══ Raw records

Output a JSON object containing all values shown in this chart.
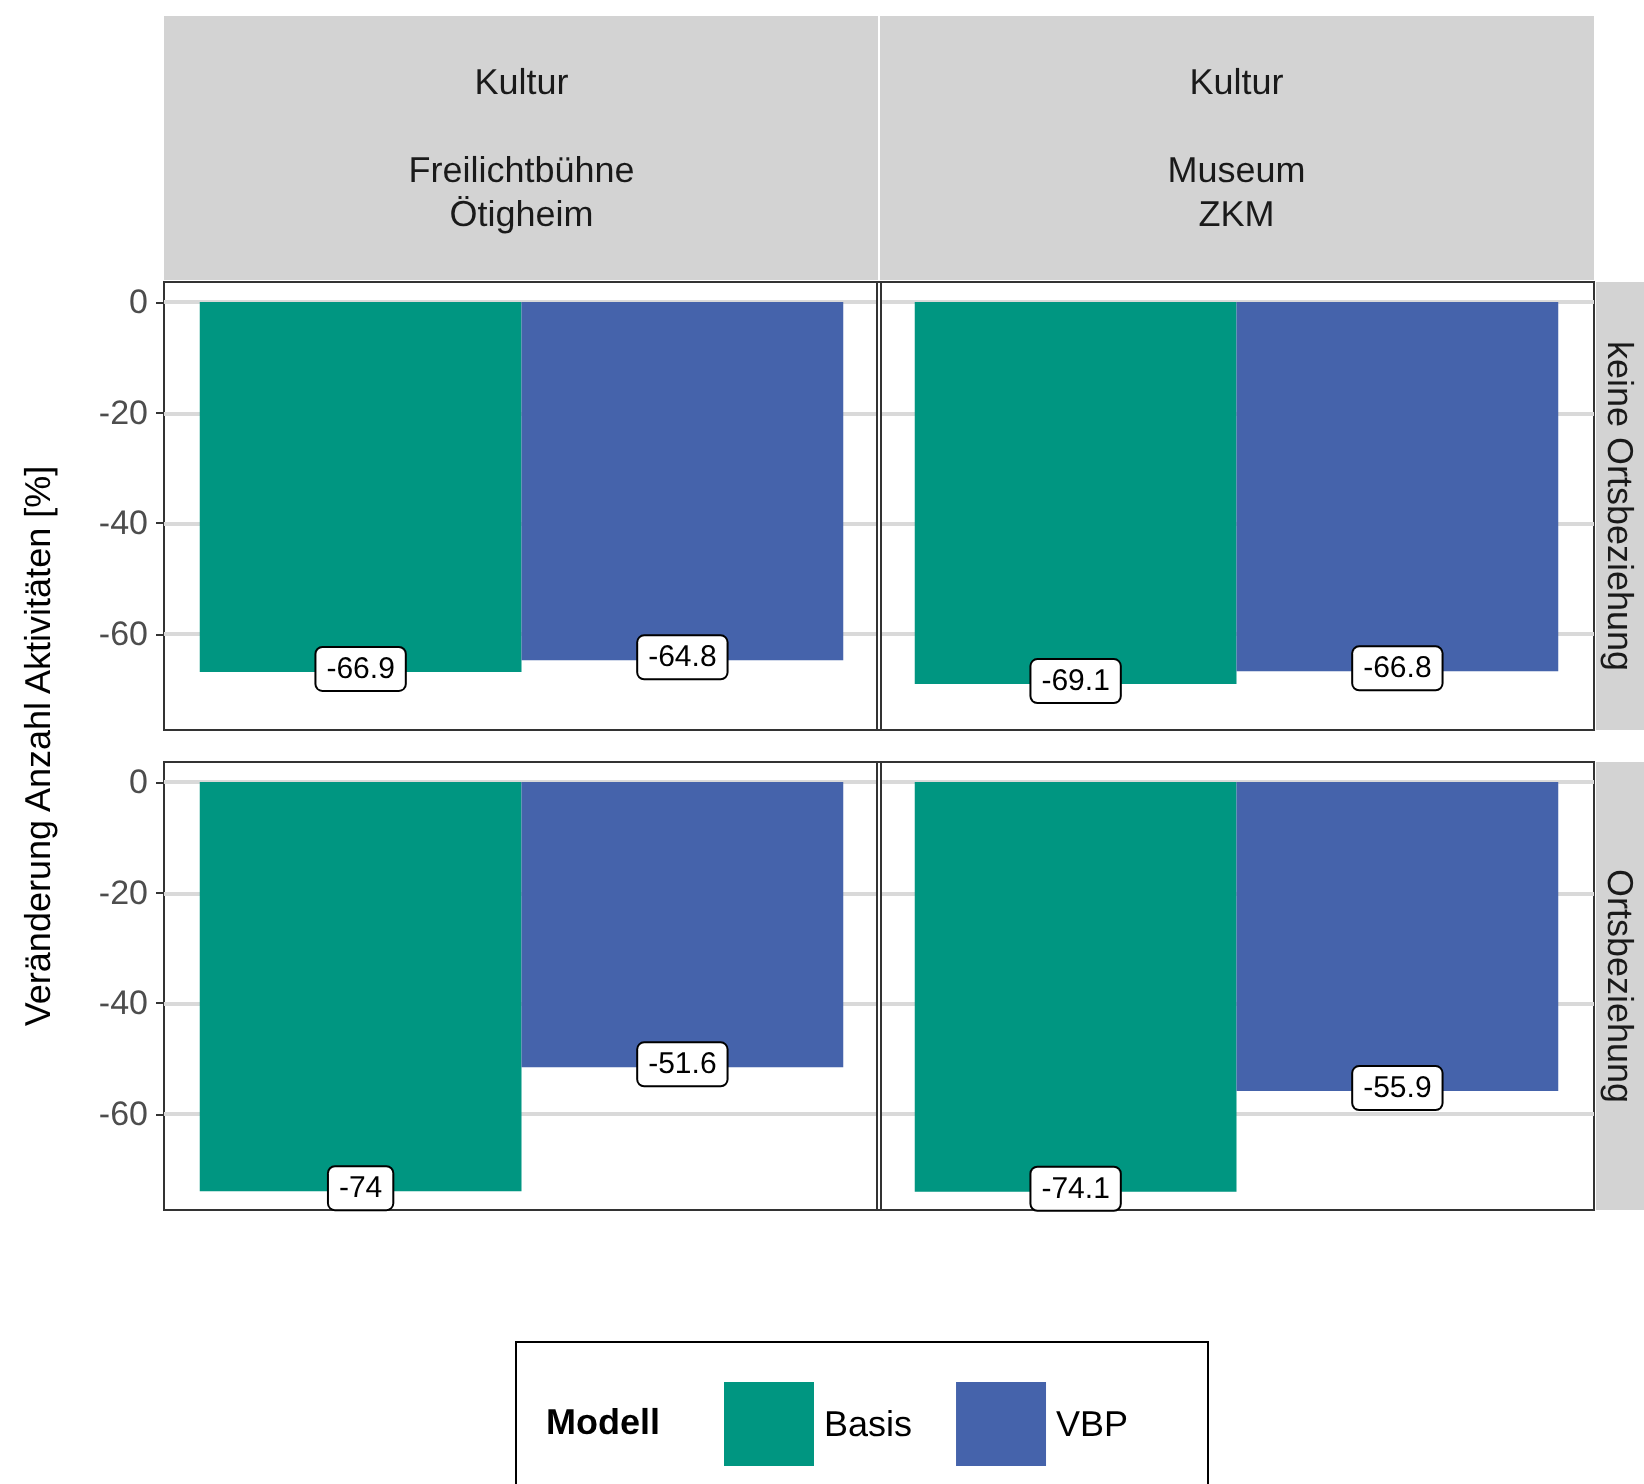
{
  "chart_data": [
    {
      "type": "bar",
      "ylabel": "Veränderung Anzahl Aktivitäten [%]",
      "annotations": [
        "keine Ortsbeziehung"
      ],
      "categories": [
        "Kultur\n\nFreilichtbühne\nÖtigheim",
        "Kultur\n\nMuseum\nZKM"
      ],
      "series": [
        {
          "color": "#009681",
          "values": [
            -66.9,
            -69.1
          ]
        },
        {
          "color": "#4563ab",
          "values": [
            -64.8,
            -66.8
          ]
        }
      ],
      "ylim": [
        -77.4,
        3.6
      ],
      "yticks": [
        -60,
        -40,
        -20,
        0
      ],
      "grid": "y",
      "data_labels": true
    },
    {
      "type": "bar",
      "annotations": [
        "Ortsbeziehung"
      ],
      "categories": [
        null,
        null
      ],
      "series": [
        {
          "name": "Basis",
          "color": "#009681",
          "values": [
            -74,
            -74.1
          ]
        },
        {
          "name": "VBP",
          "color": "#4563ab",
          "values": [
            -51.6,
            -55.9
          ]
        }
      ],
      "ylim": [
        -77.4,
        3.6
      ],
      "yticks": [
        -60,
        -40,
        -20,
        0
      ],
      "grid": "y",
      "data_labels": true,
      "legend": "bottom",
      "legend_title": "Modell"
    }
  ]
}
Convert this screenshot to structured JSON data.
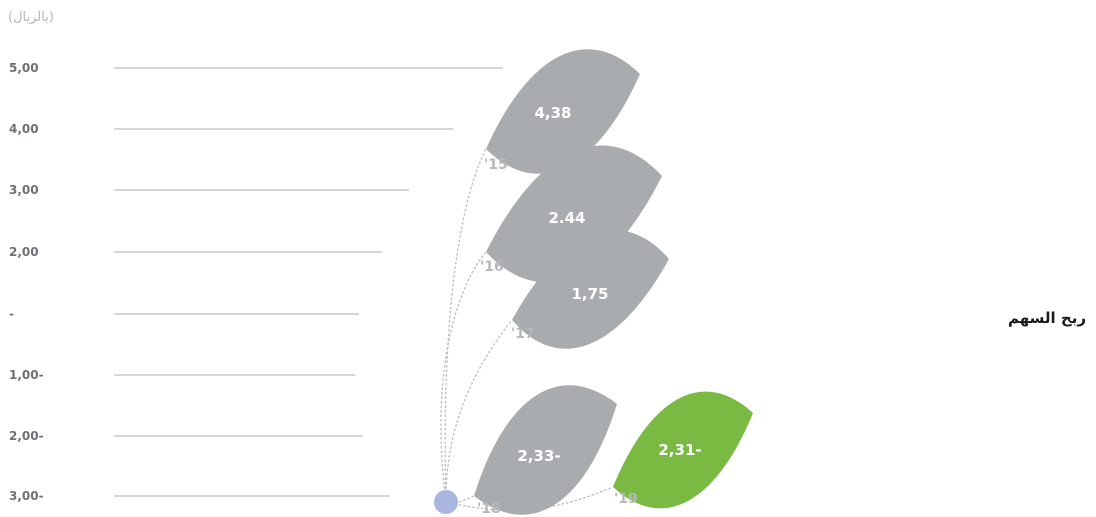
{
  "unit_note": "(بالريال)",
  "side_title": "ربح السهم",
  "colors": {
    "leaf_default": "#a9acae",
    "leaf_highlight": "#7aba43",
    "origin_dot": "#a8b6e0",
    "axis_label": "#6d7074",
    "year_label": "#b5b8bb",
    "grid_line": "#d4d6d8"
  },
  "chart_data": {
    "type": "other",
    "y_tick_labels": [
      "5,00",
      "4,00",
      "3,00",
      "2,00",
      "-",
      "1,00-",
      "2,00-",
      "3,00-"
    ],
    "points": [
      {
        "year": "'15",
        "label": "4,38",
        "value": 4.38,
        "highlight": false
      },
      {
        "year": "'16",
        "label": "2.44",
        "value": 2.44,
        "highlight": false
      },
      {
        "year": "'17",
        "label": "1,75",
        "value": 1.75,
        "highlight": false
      },
      {
        "year": "'18",
        "label": "2,33-",
        "value": -2.33,
        "highlight": false
      },
      {
        "year": "'19",
        "label": "2,31-",
        "value": -2.31,
        "highlight": true
      }
    ]
  }
}
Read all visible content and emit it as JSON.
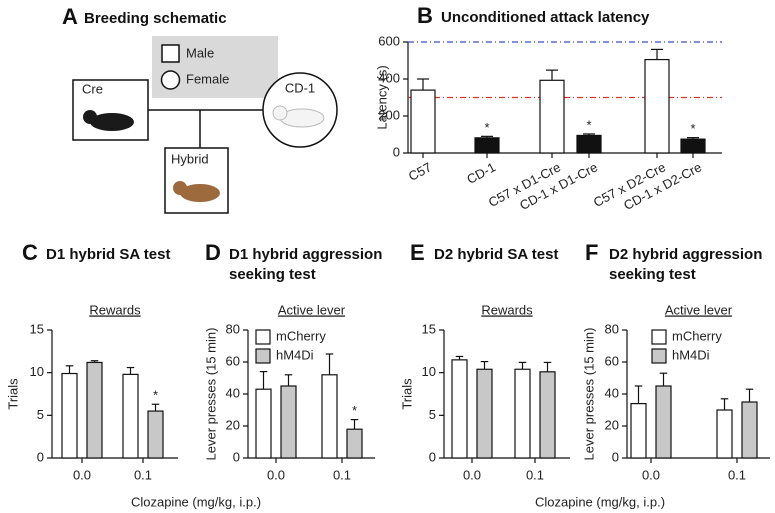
{
  "schematic": {
    "panel": "A",
    "title": "Breeding schematic",
    "legend": [
      "Male",
      "Female"
    ],
    "parents": [
      "Cre",
      "CD-1"
    ],
    "offspring": "Hybrid"
  },
  "chart_data": [
    {
      "panel": "B",
      "type": "bar",
      "title": "Unconditioned attack latency",
      "ylabel": "Latency (s)",
      "categories": [
        "C57",
        "CD-1",
        "C57 x D1-Cre",
        "CD-1 x D1-Cre",
        "C57 x D2-Cre",
        "CD-1 x D2-Cre"
      ],
      "values": [
        340,
        82,
        393,
        95,
        505,
        75
      ],
      "errors": [
        60,
        8,
        55,
        8,
        55,
        8
      ],
      "colors": [
        "#ffffff",
        "#111111",
        "#ffffff",
        "#111111",
        "#ffffff",
        "#111111"
      ],
      "markers": [
        null,
        "*",
        null,
        "*",
        null,
        "*"
      ],
      "ylim": [
        0,
        600
      ],
      "yticks": [
        0,
        200,
        400,
        600
      ],
      "hlines": [
        {
          "value": 600,
          "color": "#3a4fc4"
        },
        {
          "value": 300,
          "color": "#d9342b"
        }
      ]
    },
    {
      "panel": "C",
      "type": "bar",
      "title": "D1 hybrid SA test",
      "subtitle": "Rewards",
      "ylabel": "Trials",
      "xlabel": "Clozapine (mg/kg, i.p.)",
      "categories": [
        "0.0",
        "0.1"
      ],
      "legend": false,
      "series": [
        {
          "color": "#ffffff",
          "values": [
            9.9,
            9.8
          ],
          "errors": [
            0.9,
            0.8
          ]
        },
        {
          "color": "#c8c8c8",
          "values": [
            11.2,
            5.5
          ],
          "errors": [
            0.2,
            0.8
          ],
          "markers": [
            null,
            "*"
          ]
        }
      ],
      "ylim": [
        0,
        15
      ],
      "yticks": [
        0,
        5,
        10,
        15
      ]
    },
    {
      "panel": "D",
      "type": "bar",
      "title": "D1 hybrid aggression seeking test",
      "subtitle": "Active lever",
      "ylabel": "Lever presses (15 min)",
      "categories": [
        "0.0",
        "0.1"
      ],
      "legend": true,
      "series": [
        {
          "name": "mCherry",
          "color": "#ffffff",
          "values": [
            43,
            52
          ],
          "errors": [
            11,
            13
          ]
        },
        {
          "name": "hM4Di",
          "color": "#c8c8c8",
          "values": [
            45,
            18
          ],
          "errors": [
            7,
            6
          ],
          "markers": [
            null,
            "*"
          ]
        }
      ],
      "ylim": [
        0,
        80
      ],
      "yticks": [
        0,
        20,
        40,
        60,
        80
      ]
    },
    {
      "panel": "E",
      "type": "bar",
      "title": "D2 hybrid SA test",
      "subtitle": "Rewards",
      "ylabel": "Trials",
      "xlabel": "Clozapine (mg/kg, i.p.)",
      "categories": [
        "0.0",
        "0.1"
      ],
      "legend": false,
      "series": [
        {
          "color": "#ffffff",
          "values": [
            11.5,
            10.4
          ],
          "errors": [
            0.4,
            0.8
          ]
        },
        {
          "color": "#c8c8c8",
          "values": [
            10.4,
            10.1
          ],
          "errors": [
            0.9,
            1.1
          ]
        }
      ],
      "ylim": [
        0,
        15
      ],
      "yticks": [
        0,
        5,
        10,
        15
      ]
    },
    {
      "panel": "F",
      "type": "bar",
      "title": "D2 hybrid aggression seeking test",
      "subtitle": "Active lever",
      "ylabel": "Lever presses (15 min)",
      "categories": [
        "0.0",
        "0.1"
      ],
      "legend": true,
      "series": [
        {
          "name": "mCherry",
          "color": "#ffffff",
          "values": [
            34,
            30
          ],
          "errors": [
            11,
            7
          ]
        },
        {
          "name": "hM4Di",
          "color": "#c8c8c8",
          "values": [
            45,
            35
          ],
          "errors": [
            8,
            8
          ]
        }
      ],
      "ylim": [
        0,
        80
      ],
      "yticks": [
        0,
        20,
        40,
        60,
        80
      ]
    }
  ]
}
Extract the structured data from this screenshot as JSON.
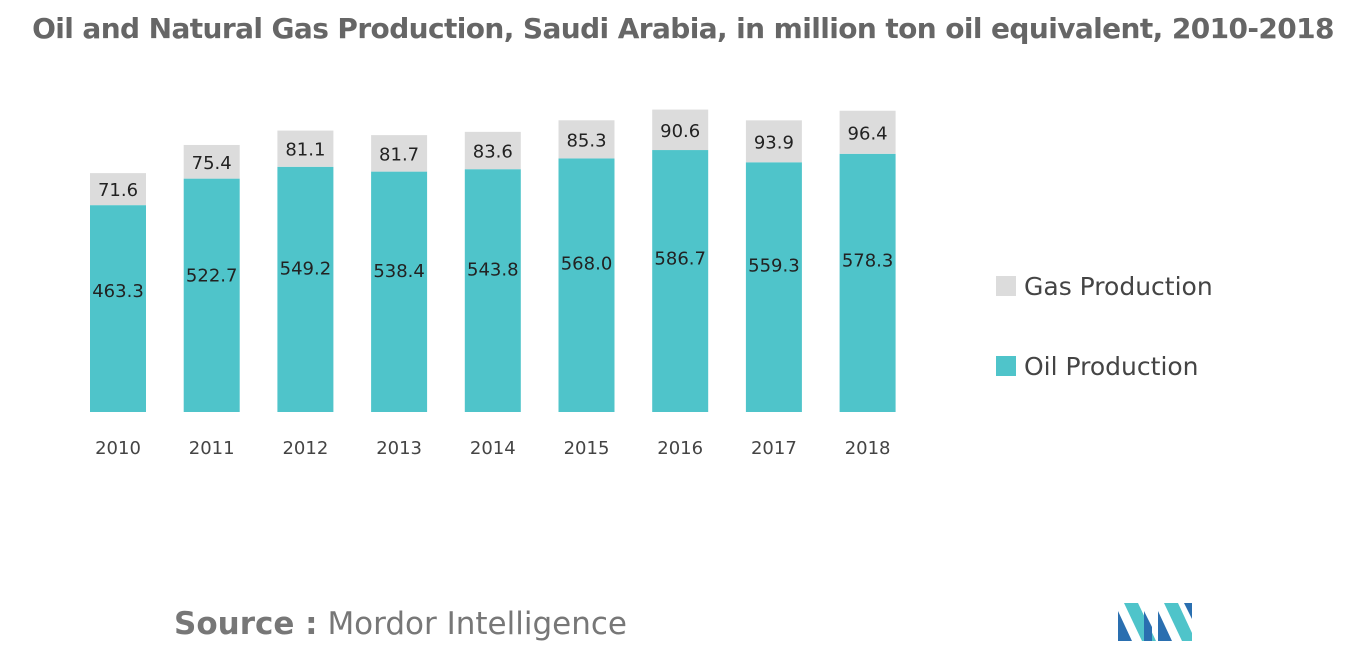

════

- **Short exercise**: Above are the records; copy every line in them that holds the word "Kultur".

- **Correct response**:
        "Kultur\n\nFreilichtbühne\nÖtigheim",
        "Kultur\n\nMuseum\nZKM"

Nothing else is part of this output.